[Begin]

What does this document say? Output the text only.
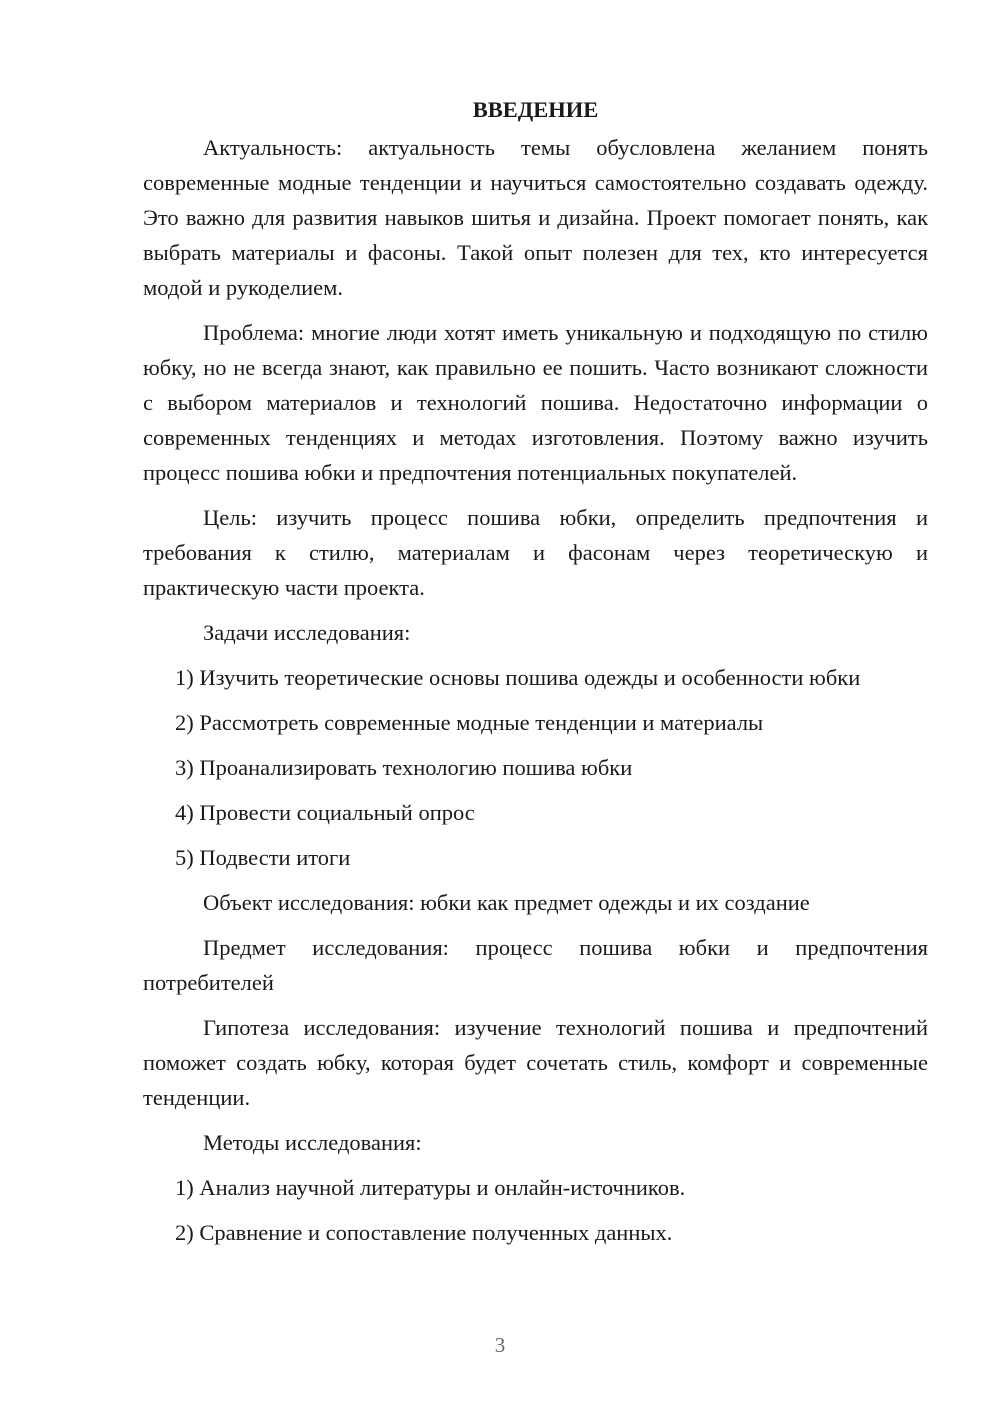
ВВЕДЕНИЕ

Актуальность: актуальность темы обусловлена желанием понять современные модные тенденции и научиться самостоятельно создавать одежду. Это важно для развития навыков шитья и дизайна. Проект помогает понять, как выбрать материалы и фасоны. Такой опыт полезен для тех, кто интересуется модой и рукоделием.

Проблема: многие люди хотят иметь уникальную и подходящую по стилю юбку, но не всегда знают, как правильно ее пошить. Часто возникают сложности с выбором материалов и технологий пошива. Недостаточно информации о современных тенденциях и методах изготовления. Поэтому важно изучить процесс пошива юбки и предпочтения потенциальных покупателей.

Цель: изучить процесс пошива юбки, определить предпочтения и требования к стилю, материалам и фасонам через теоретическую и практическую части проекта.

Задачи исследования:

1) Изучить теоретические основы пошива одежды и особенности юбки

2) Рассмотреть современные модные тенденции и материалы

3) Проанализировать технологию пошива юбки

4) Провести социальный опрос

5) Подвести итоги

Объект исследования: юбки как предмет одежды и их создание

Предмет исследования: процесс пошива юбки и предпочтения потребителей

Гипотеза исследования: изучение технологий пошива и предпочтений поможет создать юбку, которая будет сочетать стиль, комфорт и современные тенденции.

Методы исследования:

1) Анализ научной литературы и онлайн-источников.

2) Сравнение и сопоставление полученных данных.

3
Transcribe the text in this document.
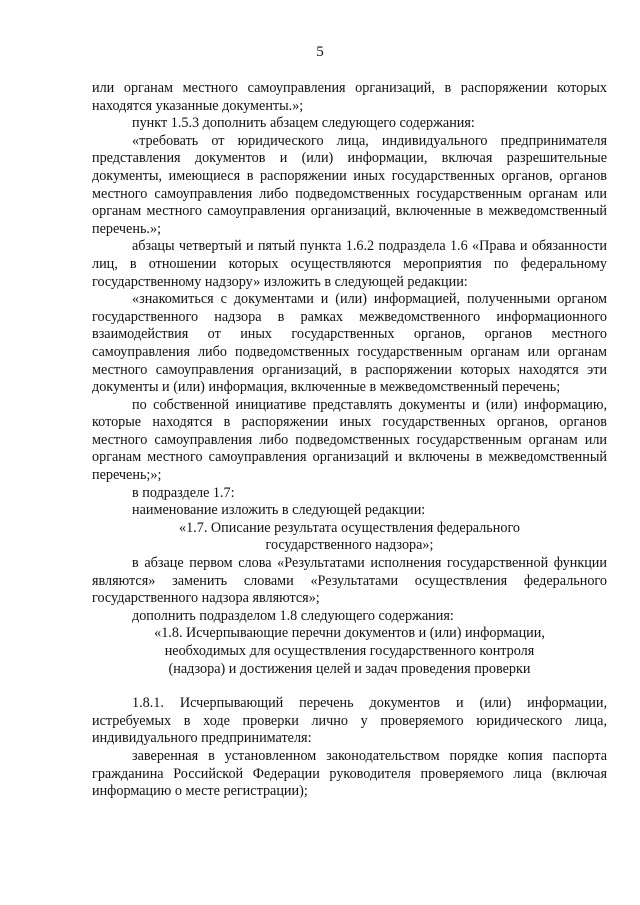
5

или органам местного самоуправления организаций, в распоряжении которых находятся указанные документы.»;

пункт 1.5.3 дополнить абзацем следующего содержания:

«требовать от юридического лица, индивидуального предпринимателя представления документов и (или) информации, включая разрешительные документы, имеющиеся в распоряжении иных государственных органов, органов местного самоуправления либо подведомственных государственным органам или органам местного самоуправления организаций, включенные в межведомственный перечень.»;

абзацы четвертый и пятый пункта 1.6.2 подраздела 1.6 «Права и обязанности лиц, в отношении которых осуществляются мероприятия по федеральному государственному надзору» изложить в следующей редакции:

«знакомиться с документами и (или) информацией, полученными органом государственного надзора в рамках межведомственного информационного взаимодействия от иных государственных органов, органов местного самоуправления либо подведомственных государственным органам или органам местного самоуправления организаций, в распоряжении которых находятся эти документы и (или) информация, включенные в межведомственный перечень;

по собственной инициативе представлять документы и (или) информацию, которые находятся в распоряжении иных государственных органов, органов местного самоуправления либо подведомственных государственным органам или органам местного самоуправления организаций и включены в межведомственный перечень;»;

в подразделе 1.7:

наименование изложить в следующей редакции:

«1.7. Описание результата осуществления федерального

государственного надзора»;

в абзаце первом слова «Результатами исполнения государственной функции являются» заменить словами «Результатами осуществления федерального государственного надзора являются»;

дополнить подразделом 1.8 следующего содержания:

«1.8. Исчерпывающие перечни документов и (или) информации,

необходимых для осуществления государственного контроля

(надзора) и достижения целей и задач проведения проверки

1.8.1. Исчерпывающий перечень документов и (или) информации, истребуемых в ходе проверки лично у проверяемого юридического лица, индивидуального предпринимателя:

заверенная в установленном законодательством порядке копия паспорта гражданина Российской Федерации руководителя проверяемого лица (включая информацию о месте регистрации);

[End]

■ **GIVEN TASK**
Repeat the full listing above exactly, with no pictures in the copy.

■ **FINAL RESULT**
What does this document say? Output the text only.
ВВЕДЕНИЕ

Актуальность: актуальность темы обусловлена желанием понять современные модные тенденции и научиться самостоятельно создавать одежду. Это важно для развития навыков шитья и дизайна. Проект помогает понять, как выбрать материалы и фасоны. Такой опыт полезен для тех, кто интересуется модой и рукоделием.

Проблема: многие люди хотят иметь уникальную и подходящую по стилю юбку, но не всегда знают, как правильно ее пошить. Часто возникают сложности с выбором материалов и технологий пошива. Недостаточно информации о современных тенденциях и методах изготовления. Поэтому важно изучить процесс пошива юбки и предпочтения потенциальных покупателей.

Цель: изучить процесс пошива юбки, определить предпочтения и требования к стилю, материалам и фасонам через теоретическую и практическую части проекта.

Задачи исследования:

1) Изучить теоретические основы пошива одежды и особенности юбки

2) Рассмотреть современные модные тенденции и материалы

3) Проанализировать технологию пошива юбки

4) Провести социальный опрос

5) Подвести итоги

Объект исследования: юбки как предмет одежды и их создание

Предмет исследования: процесс пошива юбки и предпочтения потребителей

Гипотеза исследования: изучение технологий пошива и предпочтений поможет создать юбку, которая будет сочетать стиль, комфорт и современные тенденции.

Методы исследования:

1) Анализ научной литературы и онлайн-источников.

2) Сравнение и сопоставление полученных данных.

3
Transcribe the text in this document.
5

или органам местного самоуправления организаций, в распоряжении которых находятся указанные документы.»;

пункт 1.5.3 дополнить абзацем следующего содержания:

«требовать от юридического лица, индивидуального предпринимателя представления документов и (или) информации, включая разрешительные документы, имеющиеся в распоряжении иных государственных органов, органов местного самоуправления либо подведомственных государственным органам или органам местного самоуправления организаций, включенные в межведомственный перечень.»;

абзацы четвертый и пятый пункта 1.6.2 подраздела 1.6 «Права и обязанности лиц, в отношении которых осуществляются мероприятия по федеральному государственному надзору» изложить в следующей редакции:

«знакомиться с документами и (или) информацией, полученными органом государственного надзора в рамках межведомственного информационного взаимодействия от иных государственных органов, органов местного самоуправления либо подведомственных государственным органам или органам местного самоуправления организаций, в распоряжении которых находятся эти документы и (или) информация, включенные в межведомственный перечень;

по собственной инициативе представлять документы и (или) информацию, которые находятся в распоряжении иных государственных органов, органов местного самоуправления либо подведомственных государственным органам или органам местного самоуправления организаций и включены в межведомственный перечень;»;

в подразделе 1.7:

наименование изложить в следующей редакции:

«1.7. Описание результата осуществления федерального

государственного надзора»;

в абзаце первом слова «Результатами исполнения государственной функции являются» заменить словами «Результатами осуществления федерального государственного надзора являются»;

дополнить подразделом 1.8 следующего содержания:

«1.8. Исчерпывающие перечни документов и (или) информации,

необходимых для осуществления государственного контроля

(надзора) и достижения целей и задач проведения проверки

1.8.1. Исчерпывающий перечень документов и (или) информации, истребуемых в ходе проверки лично у проверяемого юридического лица, индивидуального предпринимателя:

заверенная в установленном законодательством порядке копия паспорта гражданина Российской Федерации руководителя проверяемого лица (включая информацию о месте регистрации);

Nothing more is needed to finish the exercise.